**The task**
Determine which lines contain the word "localhost", then copy those lines.

**Data shown**
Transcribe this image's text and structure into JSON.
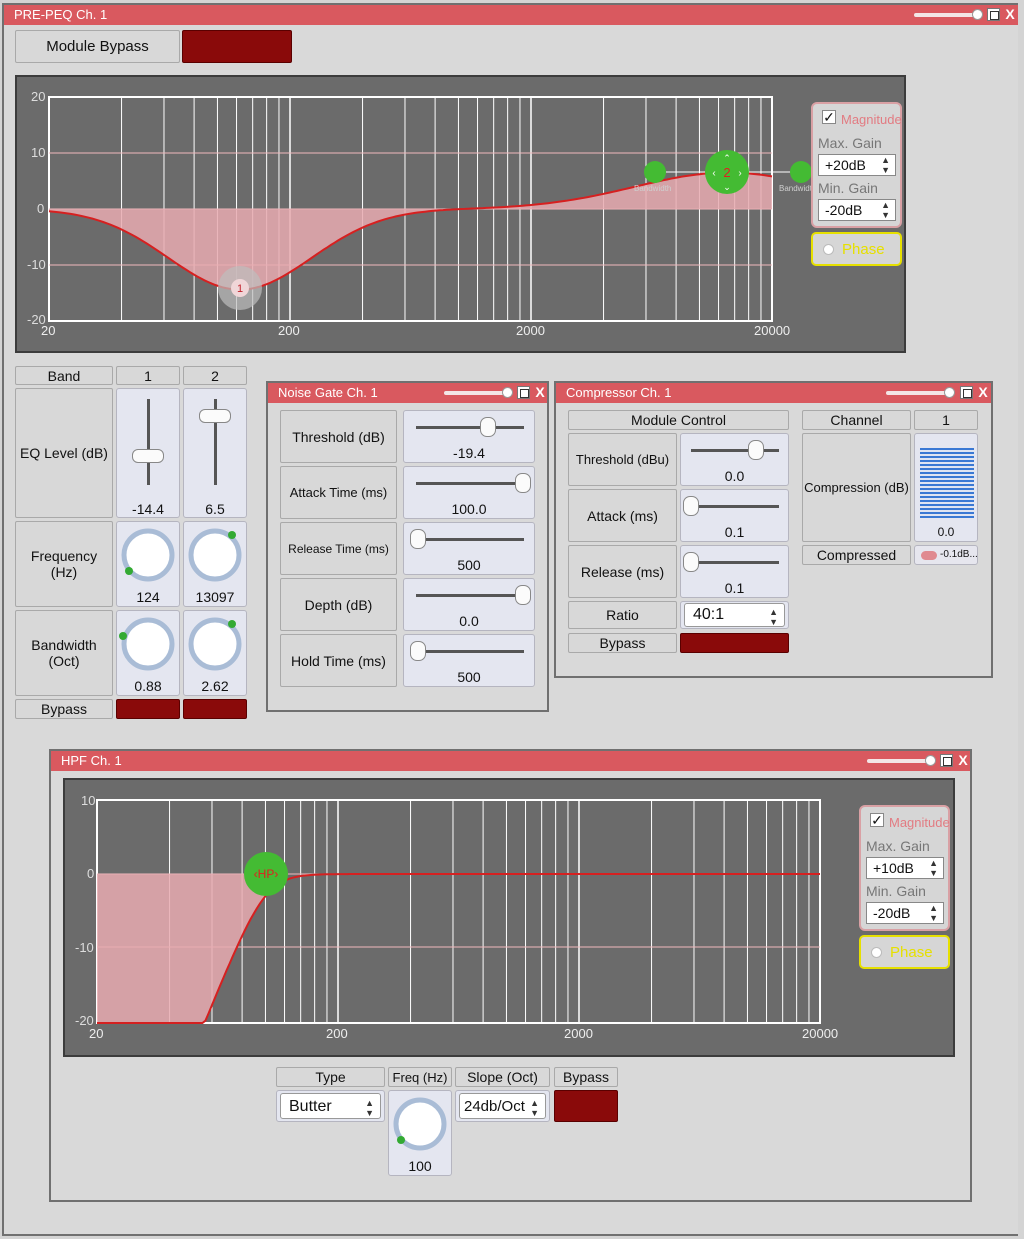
{
  "peq": {
    "title": "PRE-PEQ Ch. 1",
    "module_bypass_label": "Module Bypass",
    "graph": {
      "y_ticks": [
        "20",
        "10",
        "0",
        "-10",
        "-20"
      ],
      "x_ticks": [
        "20",
        "200",
        "2000",
        "20000"
      ],
      "band_markers": [
        "1",
        "2"
      ],
      "bandwidth_label": "Bandwidth",
      "magnitude_label": "Magnitude",
      "max_gain_label": "Max. Gain",
      "max_gain_value": "+20dB",
      "min_gain_label": "Min. Gain",
      "min_gain_value": "-20dB",
      "phase_label": "Phase"
    },
    "table": {
      "band_header": "Band",
      "band_1": "1",
      "band_2": "2",
      "eq_level_label": "EQ Level (dB)",
      "eq_level_1": "-14.4",
      "eq_level_2": "6.5",
      "frequency_label": "Frequency (Hz)",
      "frequency_1": "124",
      "frequency_2": "13097",
      "bandwidth_label": "Bandwidth (Oct)",
      "bandwidth_1": "0.88",
      "bandwidth_2": "2.62",
      "bypass_label": "Bypass"
    }
  },
  "noise_gate": {
    "title": "Noise Gate Ch. 1",
    "threshold_label": "Threshold (dB)",
    "threshold_value": "-19.4",
    "attack_label": "Attack Time (ms)",
    "attack_value": "100.0",
    "release_label": "Release Time (ms)",
    "release_value": "500",
    "depth_label": "Depth (dB)",
    "depth_value": "0.0",
    "hold_label": "Hold Time (ms)",
    "hold_value": "500"
  },
  "compressor": {
    "title": "Compressor Ch. 1",
    "module_control_label": "Module Control",
    "threshold_label": "Threshold (dBu)",
    "threshold_value": "0.0",
    "attack_label": "Attack (ms)",
    "attack_value": "0.1",
    "release_label": "Release (ms)",
    "release_value": "0.1",
    "ratio_label": "Ratio",
    "ratio_value": "40:1",
    "bypass_label": "Bypass",
    "channel_label": "Channel",
    "channel_value": "1",
    "compression_label": "Compression (dB)",
    "compression_value": "0.0",
    "compressed_label": "Compressed",
    "compressed_value": "-0.1dB..."
  },
  "hpf": {
    "title": "HPF Ch. 1",
    "graph": {
      "y_ticks": [
        "10",
        "0",
        "-10",
        "-20"
      ],
      "x_ticks": [
        "20",
        "200",
        "2000",
        "20000"
      ],
      "hp_marker": "‹HP›",
      "magnitude_label": "Magnitude",
      "max_gain_label": "Max. Gain",
      "max_gain_value": "+10dB",
      "min_gain_label": "Min. Gain",
      "min_gain_value": "-20dB",
      "phase_label": "Phase"
    },
    "type_label": "Type",
    "type_value": "Butter",
    "freq_label": "Freq (Hz)",
    "freq_value": "100",
    "slope_label": "Slope (Oct)",
    "slope_value": "24db/Oct",
    "bypass_label": "Bypass"
  },
  "colors": {
    "title_bar": "#d9595f",
    "bypass_active": "#8a0a0a",
    "curve": "#d62020",
    "node_green": "#44bb33",
    "phase_yellow": "#e6e000"
  }
}
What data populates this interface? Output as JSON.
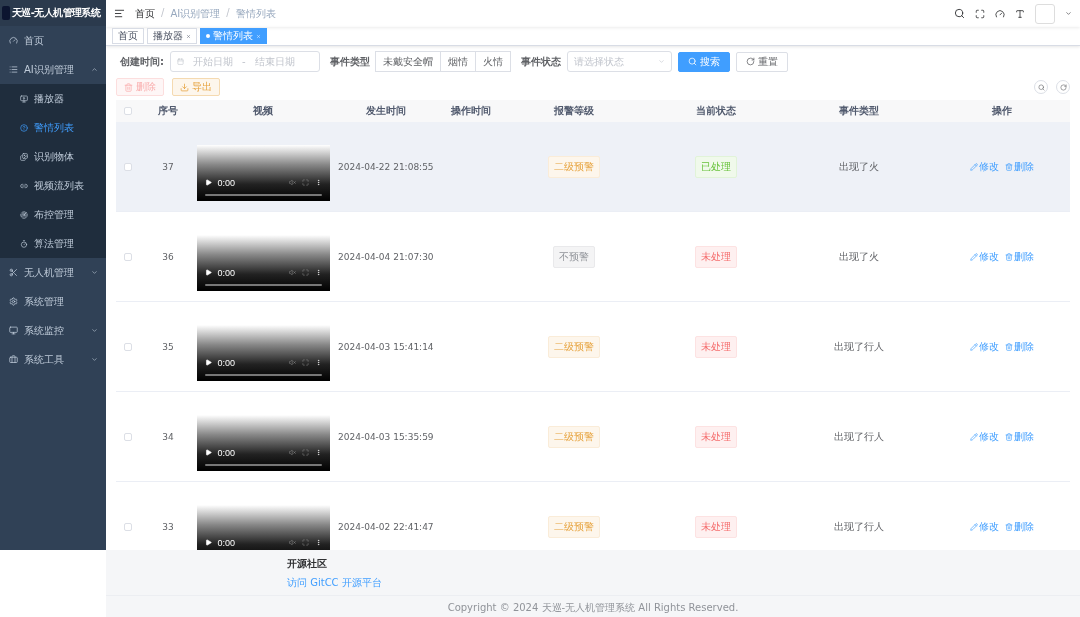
{
  "app": {
    "title": "天巡-无人机管理系统"
  },
  "sidebar": {
    "items": [
      {
        "kind": "link",
        "label": "首页",
        "selected": false
      },
      {
        "kind": "group",
        "label": "AI识别管理",
        "expanded": true,
        "children": [
          {
            "label": "播放器",
            "selected": false
          },
          {
            "label": "警情列表",
            "selected": true
          },
          {
            "label": "识别物体",
            "selected": false
          },
          {
            "label": "视频流列表",
            "selected": false
          },
          {
            "label": "布控管理",
            "selected": false
          },
          {
            "label": "算法管理",
            "selected": false
          }
        ]
      },
      {
        "kind": "group",
        "label": "无人机管理",
        "expanded": false
      },
      {
        "kind": "link",
        "label": "系统管理",
        "selected": false
      },
      {
        "kind": "group",
        "label": "系统监控",
        "expanded": false
      },
      {
        "kind": "group",
        "label": "系统工具",
        "expanded": false
      }
    ]
  },
  "breadcrumb": [
    "首页",
    "AI识别管理",
    "警情列表"
  ],
  "breadcrumb_separator": "/",
  "tags": [
    {
      "label": "首页",
      "closable": false,
      "selected": false
    },
    {
      "label": "播放器",
      "closable": true,
      "selected": false
    },
    {
      "label": "警情列表",
      "closable": true,
      "selected": true
    }
  ],
  "filters": {
    "created_label": "创建时间:",
    "start_placeholder": "开始日期",
    "separator": "-",
    "end_placeholder": "结束日期",
    "type_label": "事件类型",
    "type_options": [
      {
        "label": "未戴安全帽",
        "selected": false
      },
      {
        "label": "烟情",
        "selected": false
      },
      {
        "label": "火情",
        "selected": false
      }
    ],
    "status_label": "事件状态",
    "status_placeholder": "请选择状态",
    "search": "搜索",
    "reset": "重置"
  },
  "actions": {
    "delete": {
      "label": "删除",
      "disabled": true
    },
    "export": {
      "label": "导出",
      "disabled": false
    }
  },
  "table": {
    "all_checked": false,
    "columns": [
      "序号",
      "视频",
      "发生时间",
      "操作时间",
      "报警等级",
      "当前状态",
      "事件类型",
      "操作"
    ],
    "rows": [
      {
        "id": "37",
        "time": "0:00",
        "occurred": "2024-04-22 21:08:55",
        "level": {
          "text": "二级预警",
          "kind": "warning"
        },
        "status": {
          "text": "已处理",
          "kind": "success"
        },
        "type": "出现了火",
        "edit": "修改",
        "delete": "删除",
        "highlighted": true,
        "checked": false
      },
      {
        "id": "36",
        "time": "0:00",
        "occurred": "2024-04-04 21:07:30",
        "level": {
          "text": "不预警",
          "kind": "info"
        },
        "status": {
          "text": "未处理",
          "kind": "danger"
        },
        "type": "出现了火",
        "edit": "修改",
        "delete": "删除",
        "highlighted": false,
        "checked": false
      },
      {
        "id": "35",
        "time": "0:00",
        "occurred": "2024-04-03 15:41:14",
        "level": {
          "text": "二级预警",
          "kind": "warning"
        },
        "status": {
          "text": "未处理",
          "kind": "danger"
        },
        "type": "出现了行人",
        "edit": "修改",
        "delete": "删除",
        "highlighted": false,
        "checked": false
      },
      {
        "id": "34",
        "time": "0:00",
        "occurred": "2024-04-03 15:35:59",
        "level": {
          "text": "二级预警",
          "kind": "warning"
        },
        "status": {
          "text": "未处理",
          "kind": "danger"
        },
        "type": "出现了行人",
        "edit": "修改",
        "delete": "删除",
        "highlighted": false,
        "checked": false
      },
      {
        "id": "33",
        "time": "0:00",
        "occurred": "2024-04-02 22:41:47",
        "level": {
          "text": "二级预警",
          "kind": "warning"
        },
        "status": {
          "text": "未处理",
          "kind": "danger"
        },
        "type": "出现了行人",
        "edit": "修改",
        "delete": "删除",
        "highlighted": false,
        "checked": false
      }
    ]
  },
  "footer": {
    "heading": "开源社区",
    "link": "访问 GitCC 开源平台",
    "copyright": "Copyright © 2024 天巡-无人机管理系统 All Rights Reserved."
  }
}
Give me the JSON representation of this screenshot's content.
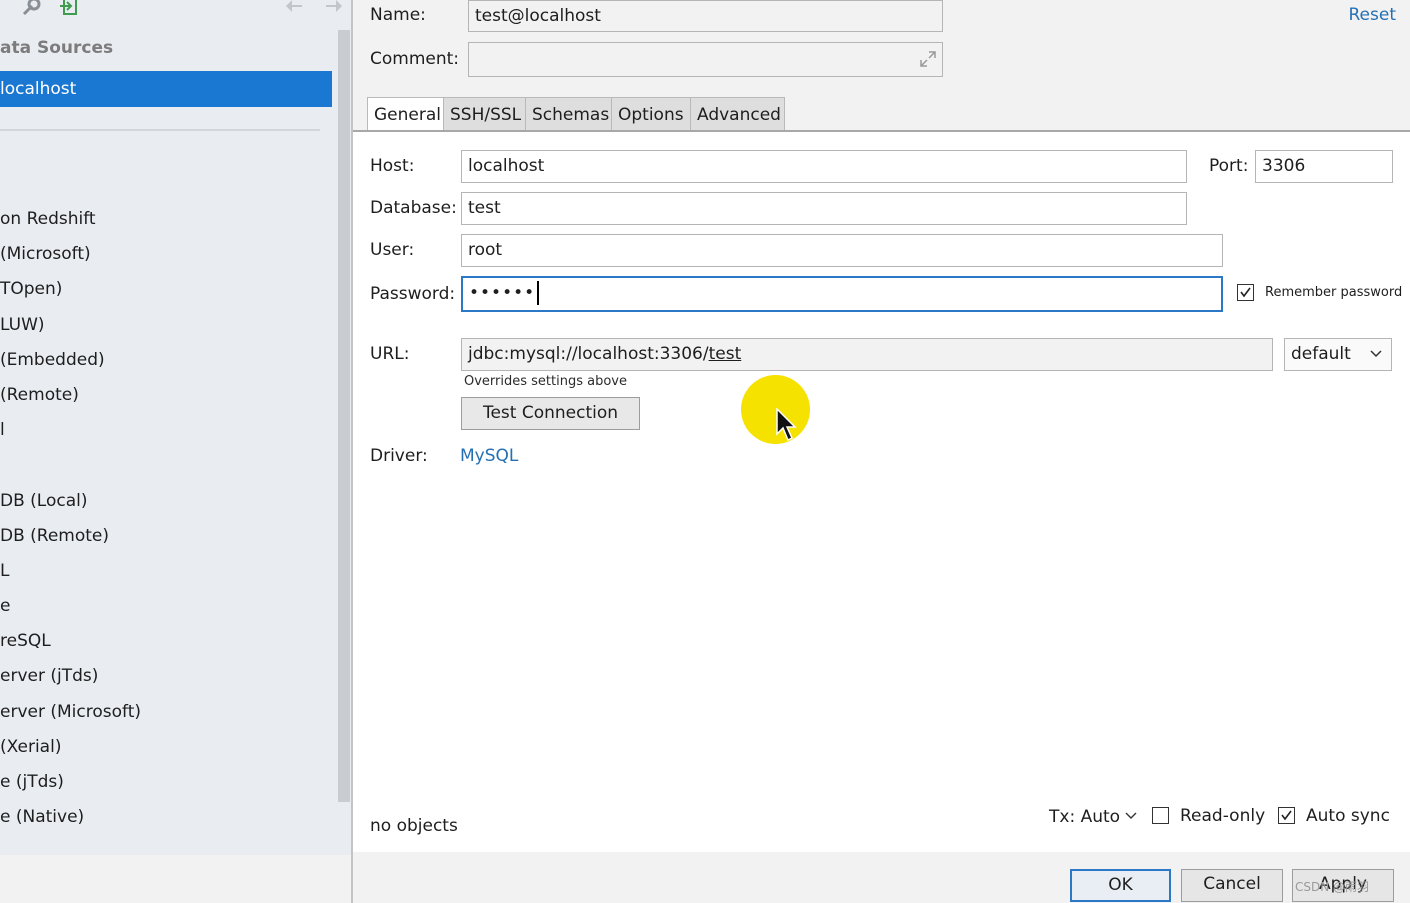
{
  "sidebar": {
    "toolbar_icons": [
      "wrench-icon",
      "import-icon",
      "back-arrow-icon",
      "forward-arrow-icon"
    ],
    "header": "ata Sources",
    "selected_item": "localhost",
    "drivers": [
      "on Redshift",
      " (Microsoft)",
      "TOpen)",
      "LUW)",
      " (Embedded)",
      " (Remote)",
      "l",
      "",
      "DB (Local)",
      "DB (Remote)",
      "L",
      "e",
      "reSQL",
      "erver (jTds)",
      "erver (Microsoft)",
      " (Xerial)",
      "e (jTds)",
      "e (Native)"
    ]
  },
  "header": {
    "name_label": "Name:",
    "name_value": "test@localhost",
    "comment_label": "Comment:",
    "comment_value": "",
    "reset": "Reset"
  },
  "tabs": [
    "General",
    "SSH/SSL",
    "Schemas",
    "Options",
    "Advanced"
  ],
  "general": {
    "host_label": "Host:",
    "host_value": "localhost",
    "port_label": "Port:",
    "port_value": "3306",
    "database_label": "Database:",
    "database_value": "test",
    "user_label": "User:",
    "user_value": "root",
    "password_label": "Password:",
    "password_value": "••••••",
    "remember_password": "Remember password",
    "url_label": "URL:",
    "url_value": "jdbc:mysql://localhost:3306/",
    "url_db": "test",
    "url_scheme": "default",
    "url_note": "Overrides settings above",
    "test_connection": "Test Connection",
    "driver_label": "Driver:",
    "driver_value": "MySQL"
  },
  "status": {
    "objects": "no objects",
    "tx": "Tx: Auto",
    "read_only": "Read-only",
    "auto_sync": "Auto sync"
  },
  "buttons": {
    "ok": "OK",
    "cancel": "Cancel",
    "apply": "Apply"
  },
  "watermark": "CSDN @雨羽",
  "colors": {
    "selection": "#1a77d2",
    "link": "#2470b3",
    "cursor_highlight": "#f6e200"
  }
}
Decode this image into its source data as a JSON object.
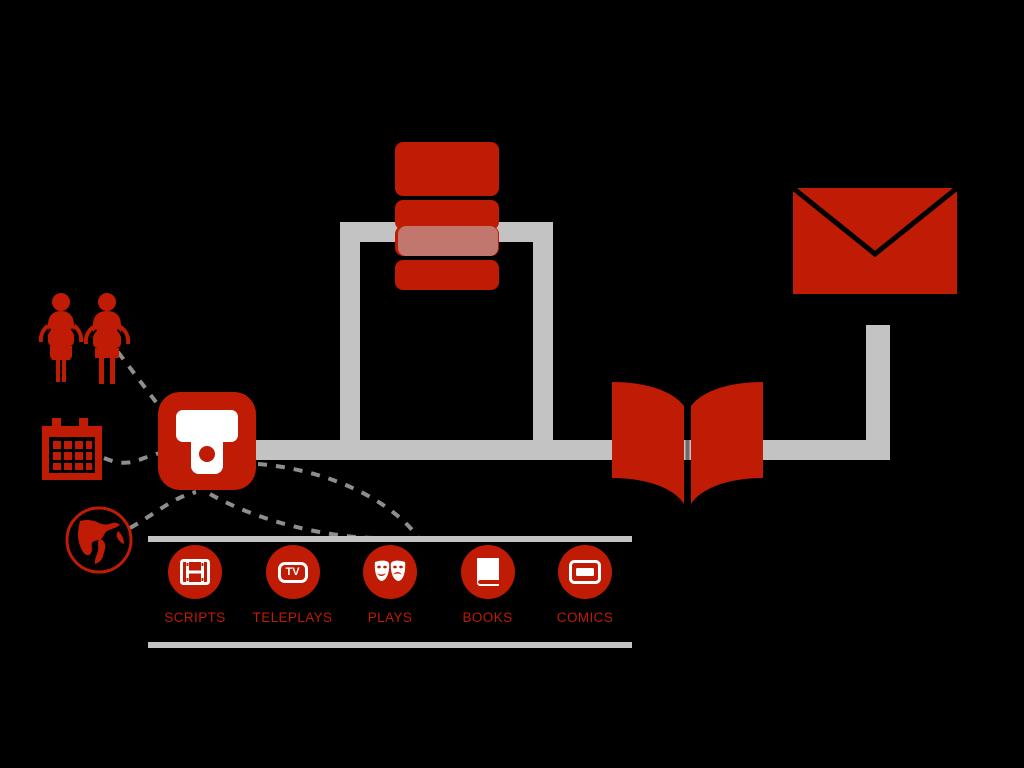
{
  "diagram": {
    "title": "",
    "theme": {
      "background": "#000000",
      "accent_red": "#bf1b05",
      "pipe_gray": "#c3c3c3",
      "icon_white": "#ffffff"
    },
    "hub": {
      "name": "transcription-platform-logo",
      "icon": "letter-t-microphone-icon",
      "label": ""
    },
    "sources": [
      {
        "name": "people",
        "icon": "two-people-icon",
        "label": ""
      },
      {
        "name": "schedule",
        "icon": "calendar-icon",
        "label": ""
      },
      {
        "name": "global",
        "icon": "globe-icon",
        "label": ""
      }
    ],
    "nodes": [
      {
        "name": "database",
        "icon": "database-stack-icon",
        "label": ""
      },
      {
        "name": "mail",
        "icon": "envelope-icon",
        "label": ""
      },
      {
        "name": "publication",
        "icon": "open-book-icon",
        "label": ""
      }
    ],
    "categories": {
      "items": [
        {
          "label": "SCRIPTS",
          "icon": "film-strip-icon"
        },
        {
          "label": "TELEPLAYS",
          "icon": "tv-badge-icon",
          "badge_text": "TV"
        },
        {
          "label": "PLAYS",
          "icon": "theatre-masks-icon"
        },
        {
          "label": "BOOKS",
          "icon": "closed-book-icon"
        },
        {
          "label": "COMICS",
          "icon": "comic-panel-icon"
        }
      ]
    }
  }
}
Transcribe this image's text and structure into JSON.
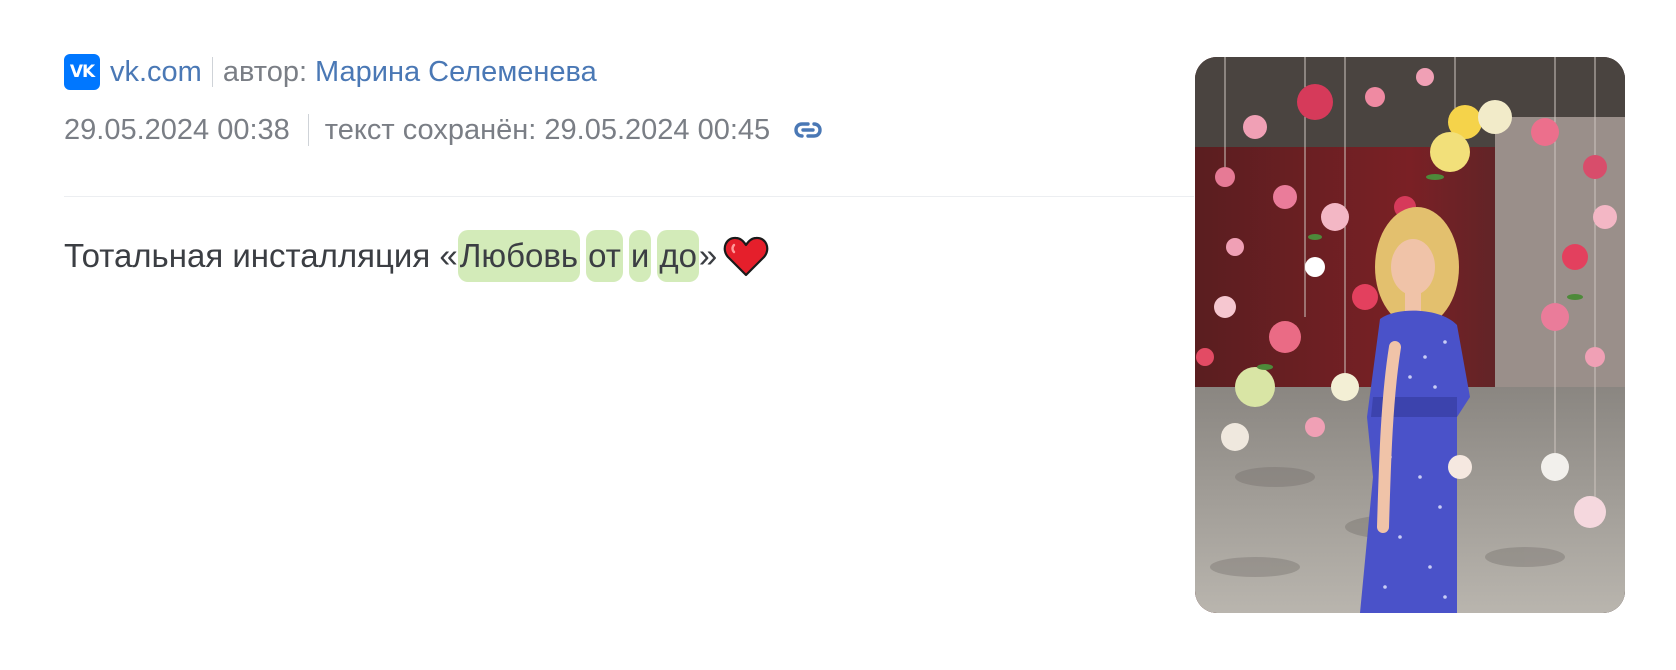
{
  "source": {
    "site": "vk.com",
    "logo_text": "VK",
    "author_prefix": "автор:",
    "author_name": "Марина Селеменева"
  },
  "meta": {
    "published": "29.05.2024 00:38",
    "saved": "текст сохранён: 29.05.2024 00:45",
    "link_icon": "link-icon"
  },
  "post": {
    "text_before": "Тотальная инсталляция «",
    "highlights": [
      "Любовь",
      "от",
      "и",
      "до"
    ],
    "text_after": "»",
    "emoji": "heart-emoji"
  },
  "photo": {
    "description_icon": "photo-thumbnail"
  },
  "colors": {
    "link": "#4a78b5",
    "muted": "#7a7e85",
    "highlight": "#d3ebb9",
    "vk_blue": "#0077ff"
  }
}
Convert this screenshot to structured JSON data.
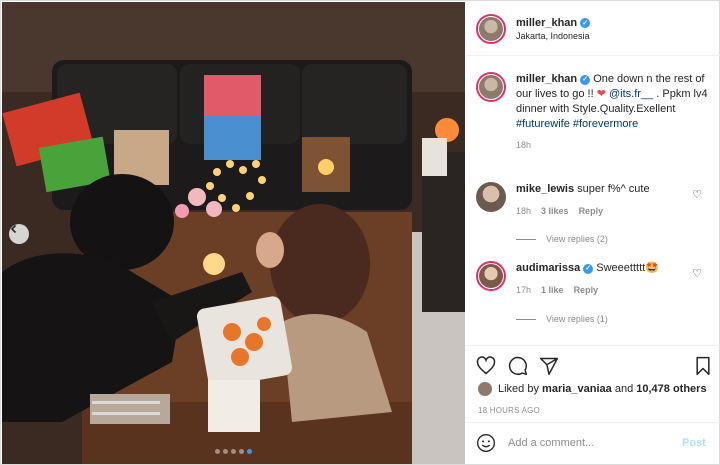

**The reply**
    "selected_item": "localhost",
    "name_value": "test@localhost",
    "host_value": "localhost",
    "url_value": "jdbc:mysql://localhost:3306/",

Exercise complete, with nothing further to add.